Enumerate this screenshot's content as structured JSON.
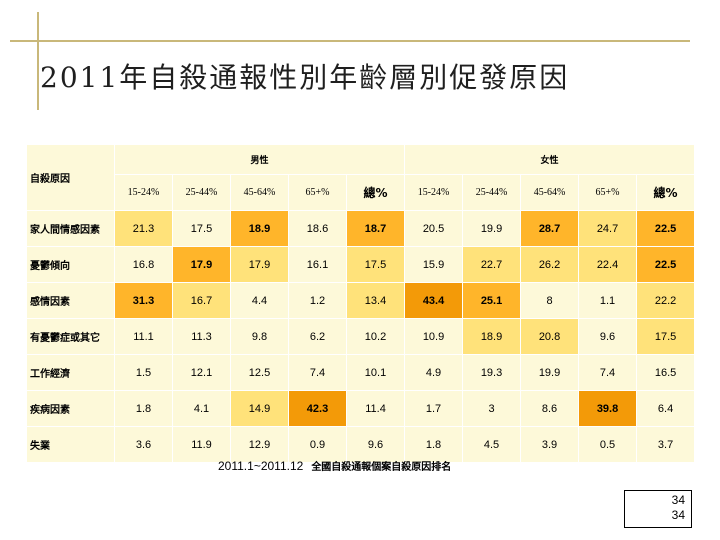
{
  "title": "2011年自殺通報性別年齡層別促發原因",
  "table": {
    "corner_label": "自殺原因",
    "group_male": "男性",
    "group_female": "女性",
    "columns": [
      "15-24%",
      "25-44%",
      "45-64%",
      "65+%",
      "總%",
      "15-24%",
      "25-44%",
      "45-64%",
      "65+%",
      "總%"
    ],
    "rows": [
      {
        "label": "家人間情感因素",
        "values": [
          "21.3",
          "17.5",
          "18.9",
          "18.6",
          "18.7",
          "20.5",
          "19.9",
          "28.7",
          "24.7",
          "22.5"
        ]
      },
      {
        "label": "憂鬱傾向",
        "values": [
          "16.8",
          "17.9",
          "17.9",
          "16.1",
          "17.5",
          "15.9",
          "22.7",
          "26.2",
          "22.4",
          "22.5"
        ]
      },
      {
        "label": "感情因素",
        "values": [
          "31.3",
          "16.7",
          "4.4",
          "1.2",
          "13.4",
          "43.4",
          "25.1",
          "8",
          "1.1",
          "22.2"
        ]
      },
      {
        "label": "有憂鬱症或其它",
        "values": [
          "11.1",
          "11.3",
          "9.8",
          "6.2",
          "10.2",
          "10.9",
          "18.9",
          "20.8",
          "9.6",
          "17.5"
        ]
      },
      {
        "label": "工作經濟",
        "values": [
          "1.5",
          "12.1",
          "12.5",
          "7.4",
          "10.1",
          "4.9",
          "19.3",
          "19.9",
          "7.4",
          "16.5"
        ]
      },
      {
        "label": "疾病因素",
        "values": [
          "1.8",
          "4.1",
          "14.9",
          "42.3",
          "11.4",
          "1.7",
          "3",
          "8.6",
          "39.8",
          "6.4"
        ]
      },
      {
        "label": "失業",
        "values": [
          "3.6",
          "11.9",
          "12.9",
          "0.9",
          "9.6",
          "1.8",
          "4.5",
          "3.9",
          "0.5",
          "3.7"
        ]
      }
    ],
    "highlight_levels": [
      [
        1,
        0,
        2,
        0,
        2,
        0,
        0,
        2,
        1,
        2
      ],
      [
        0,
        2,
        1,
        0,
        1,
        0,
        1,
        1,
        1,
        2
      ],
      [
        2,
        1,
        0,
        0,
        1,
        3,
        2,
        0,
        0,
        1
      ],
      [
        0,
        0,
        0,
        0,
        0,
        0,
        1,
        1,
        0,
        1
      ],
      [
        0,
        0,
        0,
        0,
        0,
        0,
        0,
        0,
        0,
        0
      ],
      [
        0,
        0,
        1,
        3,
        0,
        0,
        0,
        0,
        3,
        0
      ],
      [
        0,
        0,
        0,
        0,
        0,
        0,
        0,
        0,
        0,
        0
      ]
    ],
    "bold_cells": [
      [
        0,
        0,
        1,
        0,
        1,
        0,
        0,
        1,
        0,
        1
      ],
      [
        0,
        1,
        0,
        0,
        0,
        0,
        0,
        0,
        0,
        1
      ],
      [
        1,
        0,
        0,
        0,
        0,
        1,
        1,
        0,
        0,
        0
      ],
      [
        0,
        0,
        0,
        0,
        0,
        0,
        0,
        0,
        0,
        0
      ],
      [
        0,
        0,
        0,
        0,
        0,
        0,
        0,
        0,
        0,
        0
      ],
      [
        0,
        0,
        0,
        1,
        0,
        0,
        0,
        0,
        1,
        0
      ],
      [
        0,
        0,
        0,
        0,
        0,
        0,
        0,
        0,
        0,
        0
      ]
    ]
  },
  "footnote": {
    "period": "2011.1~2011.12",
    "text": "全國自殺通報個案自殺原因排名"
  },
  "page_number": "34",
  "page_number_repeat": "34",
  "colors": {
    "header_bg": "#fdf9d9",
    "level1": "#ffe27a",
    "level2": "#ffb52a",
    "level3": "#f39a08",
    "accent_line": "#c9b87a"
  }
}
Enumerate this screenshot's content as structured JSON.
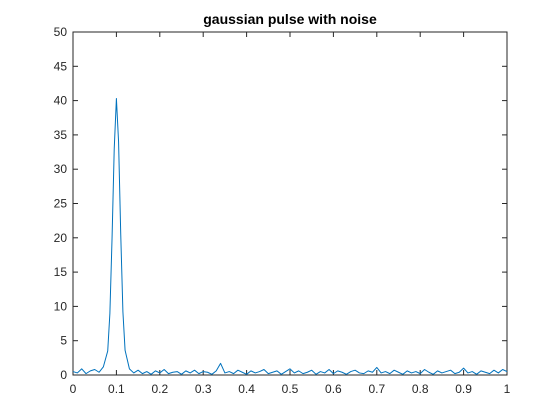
{
  "window": {
    "background": "#ffffff"
  },
  "chart_data": {
    "type": "line",
    "title": "gaussian pulse with noise",
    "xlabel": "",
    "ylabel": "",
    "xlim": [
      0,
      1
    ],
    "ylim": [
      0,
      50
    ],
    "xticks": [
      0,
      0.1,
      0.2,
      0.3,
      0.4,
      0.5,
      0.6,
      0.7,
      0.8,
      0.9,
      1
    ],
    "xtick_labels": [
      "0",
      "0.1",
      "0.2",
      "0.3",
      "0.4",
      "0.5",
      "0.6",
      "0.7",
      "0.8",
      "0.9",
      "1"
    ],
    "yticks": [
      0,
      5,
      10,
      15,
      20,
      25,
      30,
      35,
      40,
      45,
      50
    ],
    "ytick_labels": [
      "0",
      "5",
      "10",
      "15",
      "20",
      "25",
      "30",
      "35",
      "40",
      "45",
      "50"
    ],
    "grid": false,
    "series": [
      {
        "color": "#0072BD",
        "x": [
          0.0,
          0.01,
          0.02,
          0.03,
          0.04,
          0.05,
          0.06,
          0.07,
          0.08,
          0.085,
          0.09,
          0.095,
          0.1,
          0.105,
          0.11,
          0.115,
          0.12,
          0.13,
          0.14,
          0.15,
          0.16,
          0.17,
          0.18,
          0.19,
          0.2,
          0.21,
          0.22,
          0.23,
          0.24,
          0.25,
          0.26,
          0.27,
          0.28,
          0.29,
          0.3,
          0.31,
          0.32,
          0.33,
          0.34,
          0.35,
          0.36,
          0.37,
          0.38,
          0.39,
          0.4,
          0.41,
          0.42,
          0.43,
          0.44,
          0.45,
          0.46,
          0.47,
          0.48,
          0.49,
          0.5,
          0.51,
          0.52,
          0.53,
          0.54,
          0.55,
          0.56,
          0.57,
          0.58,
          0.59,
          0.6,
          0.61,
          0.62,
          0.63,
          0.64,
          0.65,
          0.66,
          0.67,
          0.68,
          0.69,
          0.7,
          0.71,
          0.72,
          0.73,
          0.74,
          0.75,
          0.76,
          0.77,
          0.78,
          0.79,
          0.8,
          0.81,
          0.82,
          0.83,
          0.84,
          0.85,
          0.86,
          0.87,
          0.88,
          0.89,
          0.9,
          0.91,
          0.92,
          0.93,
          0.94,
          0.95,
          0.96,
          0.97,
          0.98,
          0.99,
          1.0
        ],
        "y": [
          0.5,
          0.3,
          0.9,
          0.2,
          0.6,
          0.8,
          0.4,
          1.2,
          3.5,
          9.0,
          20.0,
          33.0,
          40.3,
          34.0,
          20.5,
          9.2,
          3.6,
          0.9,
          0.3,
          0.7,
          0.2,
          0.5,
          0.1,
          0.6,
          0.3,
          0.8,
          0.2,
          0.4,
          0.5,
          0.1,
          0.6,
          0.3,
          0.7,
          0.2,
          0.5,
          0.4,
          0.1,
          0.6,
          1.7,
          0.3,
          0.5,
          0.2,
          0.7,
          0.4,
          0.1,
          0.6,
          0.3,
          0.5,
          0.8,
          0.2,
          0.4,
          0.6,
          0.1,
          0.5,
          0.9,
          0.3,
          0.6,
          0.2,
          0.4,
          0.7,
          0.1,
          0.5,
          0.3,
          0.8,
          0.2,
          0.6,
          0.4,
          0.1,
          0.5,
          0.7,
          0.3,
          0.2,
          0.6,
          0.4,
          1.1,
          0.3,
          0.5,
          0.2,
          0.7,
          0.4,
          0.1,
          0.6,
          0.3,
          0.5,
          0.2,
          0.8,
          0.4,
          0.1,
          0.6,
          0.3,
          0.5,
          0.7,
          0.2,
          0.4,
          1.0,
          0.3,
          0.5,
          0.1,
          0.6,
          0.4,
          0.2,
          0.7,
          0.3,
          0.8,
          0.5
        ]
      }
    ]
  }
}
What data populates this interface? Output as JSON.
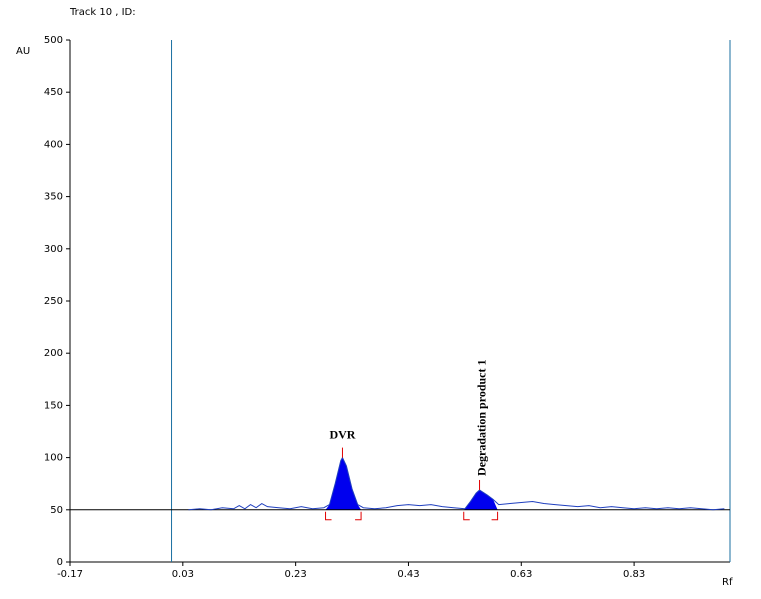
{
  "chart_data": {
    "type": "line",
    "title": "Track  10 , ID:",
    "y_label": "AU",
    "x_label": "Rf",
    "xlim": [
      -0.17,
      1.0
    ],
    "xticks": [
      -0.17,
      0.03,
      0.23,
      0.43,
      0.63,
      0.83
    ],
    "ylim": [
      0,
      500
    ],
    "yticks": [
      0,
      50,
      100,
      150,
      200,
      250,
      300,
      350,
      400,
      450,
      500
    ],
    "baseline": 50,
    "markers": [
      0.01,
      1.0
    ],
    "series": [
      {
        "name": "Track 10",
        "color": "#1f3fbf",
        "x": [
          0.04,
          0.06,
          0.08,
          0.1,
          0.12,
          0.13,
          0.14,
          0.15,
          0.16,
          0.17,
          0.18,
          0.2,
          0.22,
          0.24,
          0.26,
          0.28,
          0.29,
          0.3,
          0.31,
          0.313,
          0.32,
          0.33,
          0.34,
          0.35,
          0.37,
          0.39,
          0.41,
          0.43,
          0.45,
          0.47,
          0.49,
          0.51,
          0.53,
          0.54,
          0.55,
          0.556,
          0.57,
          0.58,
          0.59,
          0.61,
          0.63,
          0.65,
          0.67,
          0.69,
          0.71,
          0.73,
          0.75,
          0.77,
          0.79,
          0.81,
          0.83,
          0.85,
          0.87,
          0.89,
          0.91,
          0.93,
          0.95,
          0.97,
          0.99
        ],
        "values": [
          50,
          51,
          50,
          52,
          51,
          54,
          51,
          55,
          52,
          56,
          53,
          52,
          51,
          53,
          51,
          52,
          55,
          75,
          97,
          100,
          92,
          70,
          55,
          52,
          51,
          52,
          54,
          55,
          54,
          55,
          53,
          52,
          51,
          58,
          66,
          69,
          64,
          60,
          55,
          56,
          57,
          58,
          56,
          55,
          54,
          53,
          54,
          52,
          53,
          52,
          51,
          52,
          51,
          52,
          51,
          52,
          51,
          50,
          51
        ]
      }
    ],
    "peaks": [
      {
        "label": "DVR",
        "start": 0.283,
        "apex": 0.313,
        "end": 0.346,
        "fill": "#0000ee",
        "bracket": "#e00000"
      },
      {
        "label": "Degradation product 1",
        "start": 0.528,
        "apex": 0.556,
        "end": 0.588,
        "fill": "#0000ee",
        "bracket": "#e00000"
      }
    ]
  }
}
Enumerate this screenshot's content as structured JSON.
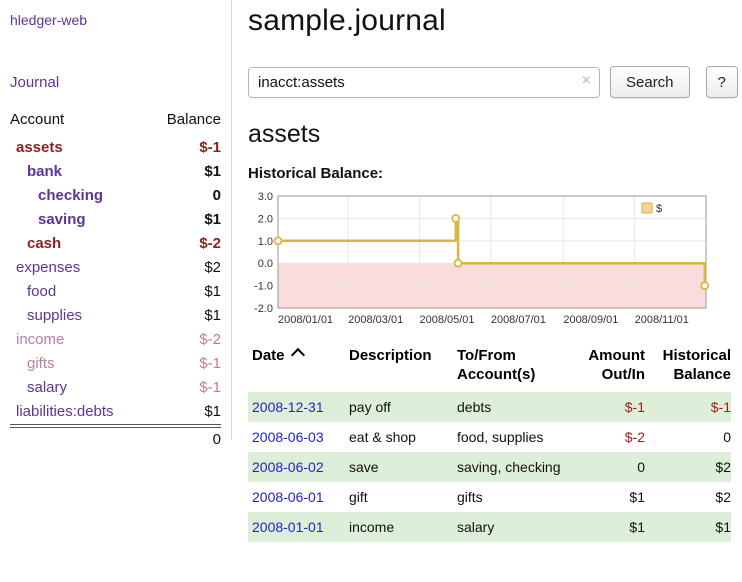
{
  "app": {
    "name": "hledger-web"
  },
  "header": {
    "title": "sample.journal"
  },
  "search": {
    "value": "inacct:assets",
    "clear_icon": "×",
    "button_label": "Search",
    "help_label": "?"
  },
  "sidebar": {
    "journal_label": "Journal",
    "accounts": {
      "headers": {
        "account": "Account",
        "balance": "Balance"
      },
      "rows": [
        {
          "name": "assets",
          "indent": 0,
          "name_class": "acct-cur-neg",
          "balance": "$-1",
          "bal_class": "bal-cur-neg"
        },
        {
          "name": "bank",
          "indent": 1,
          "name_class": "acct-cur",
          "balance": "$1",
          "bal_class": "bal-cur"
        },
        {
          "name": "checking",
          "indent": 2,
          "name_class": "acct-cur",
          "balance": "0",
          "bal_class": "bal-cur"
        },
        {
          "name": "saving",
          "indent": 2,
          "name_class": "acct-cur",
          "balance": "$1",
          "bal_class": "bal-cur"
        },
        {
          "name": "cash",
          "indent": 1,
          "name_class": "acct-cur-neg",
          "balance": "$-2",
          "bal_class": "bal-cur-neg"
        },
        {
          "name": "expenses",
          "indent": 0,
          "name_class": "acct",
          "balance": "$2",
          "bal_class": "bal"
        },
        {
          "name": "food",
          "indent": 1,
          "name_class": "acct",
          "balance": "$1",
          "bal_class": "bal"
        },
        {
          "name": "supplies",
          "indent": 1,
          "name_class": "acct",
          "balance": "$1",
          "bal_class": "bal"
        },
        {
          "name": "income",
          "indent": 0,
          "name_class": "acct-faded",
          "balance": "$-2",
          "bal_class": "bal-neg-faded"
        },
        {
          "name": "gifts",
          "indent": 1,
          "name_class": "acct-faded",
          "balance": "$-1",
          "bal_class": "bal-neg-faded"
        },
        {
          "name": "salary",
          "indent": 1,
          "name_class": "acct",
          "balance": "$-1",
          "bal_class": "bal-neg-faded"
        },
        {
          "name": "liabilities:debts",
          "indent": 0,
          "name_class": "acct",
          "balance": "$1",
          "bal_class": "bal"
        }
      ],
      "total": "0"
    }
  },
  "main": {
    "section_title": "assets"
  },
  "chart_data": {
    "type": "line",
    "title": "Historical Balance:",
    "x_unit": "day of 2008",
    "xlim": [
      0,
      366
    ],
    "ylim": [
      -2,
      3
    ],
    "y_ticks": [
      "3.0",
      "2.0",
      "1.0",
      "0.0",
      "-1.0",
      "-2.0"
    ],
    "x_ticks": [
      {
        "x": 0,
        "label": "2008/01/01"
      },
      {
        "x": 60,
        "label": "2008/03/01"
      },
      {
        "x": 121,
        "label": "2008/05/01"
      },
      {
        "x": 182,
        "label": "2008/07/01"
      },
      {
        "x": 244,
        "label": "2008/09/01"
      },
      {
        "x": 305,
        "label": "2008/11/01"
      }
    ],
    "legend": {
      "label": "$",
      "position": "top-right"
    },
    "negative_region_color": "#fbdcdc",
    "grid": true,
    "series": [
      {
        "name": "$",
        "color": "#dcb53e",
        "type": "step",
        "points": [
          {
            "x": 0,
            "y": 1.0
          },
          {
            "x": 152,
            "y": 1.0
          },
          {
            "x": 152,
            "y": 2.0
          },
          {
            "x": 154,
            "y": 2.0
          },
          {
            "x": 154,
            "y": 0.0
          },
          {
            "x": 365,
            "y": 0.0
          },
          {
            "x": 365,
            "y": -1.0
          }
        ],
        "markers": [
          {
            "x": 0,
            "y": 1.0
          },
          {
            "x": 152,
            "y": 2.0
          },
          {
            "x": 154,
            "y": 0.0
          },
          {
            "x": 365,
            "y": -1.0
          }
        ],
        "data_points": [
          {
            "date": "2008-01-01",
            "balance": 1
          },
          {
            "date": "2008-06-01",
            "balance": 2
          },
          {
            "date": "2008-06-02",
            "balance": 2
          },
          {
            "date": "2008-06-03",
            "balance": 0
          },
          {
            "date": "2008-12-31",
            "balance": -1
          }
        ]
      }
    ]
  },
  "register": {
    "headers": [
      {
        "key": "date",
        "label": "Date",
        "sortable": true,
        "sort_direction": "ascending"
      },
      {
        "key": "description",
        "label": "Description"
      },
      {
        "key": "accounts",
        "label": "To/From Account(s)"
      },
      {
        "key": "amount",
        "label": "Amount Out/In",
        "align": "right"
      },
      {
        "key": "balance",
        "label": "Historical Balance",
        "align": "right"
      }
    ],
    "rows": [
      {
        "date": "2008-12-31",
        "description": "pay off",
        "accounts": "debts",
        "amount": "$-1",
        "amount_negative": true,
        "balance": "$-1",
        "balance_negative": true,
        "shaded": true
      },
      {
        "date": "2008-06-03",
        "description": "eat & shop",
        "accounts": "food, supplies",
        "amount": "$-2",
        "amount_negative": true,
        "balance": "0",
        "balance_negative": false,
        "shaded": false
      },
      {
        "date": "2008-06-02",
        "description": "save",
        "accounts": "saving, checking",
        "amount": "0",
        "amount_negative": false,
        "balance": "$2",
        "balance_negative": false,
        "shaded": true
      },
      {
        "date": "2008-06-01",
        "description": "gift",
        "accounts": "gifts",
        "amount": "$1",
        "amount_negative": false,
        "balance": "$2",
        "balance_negative": false,
        "shaded": false
      },
      {
        "date": "2008-01-01",
        "description": "income",
        "accounts": "salary",
        "amount": "$1",
        "amount_negative": false,
        "balance": "$1",
        "balance_negative": false,
        "shaded": true
      }
    ]
  },
  "colors": {
    "purple": "#5c3597",
    "maroon": "#8b2323",
    "faded_purple": "#b77fa3",
    "faded_red": "#c97c7c",
    "negative_red": "#9d1c1c",
    "link_blue": "#2222cc",
    "row_green": "#ddefd8",
    "chart_gold": "#dcb53e",
    "chart_negative_bg": "#fbdcdc",
    "divider_gray": "#d9d9d9"
  }
}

• • • • •

▸ **Job**: Return each line of the listing that holds the string "debts".

▸ **Written answer**:
          "name": "liabilities:debts",
        "accounts": "debts",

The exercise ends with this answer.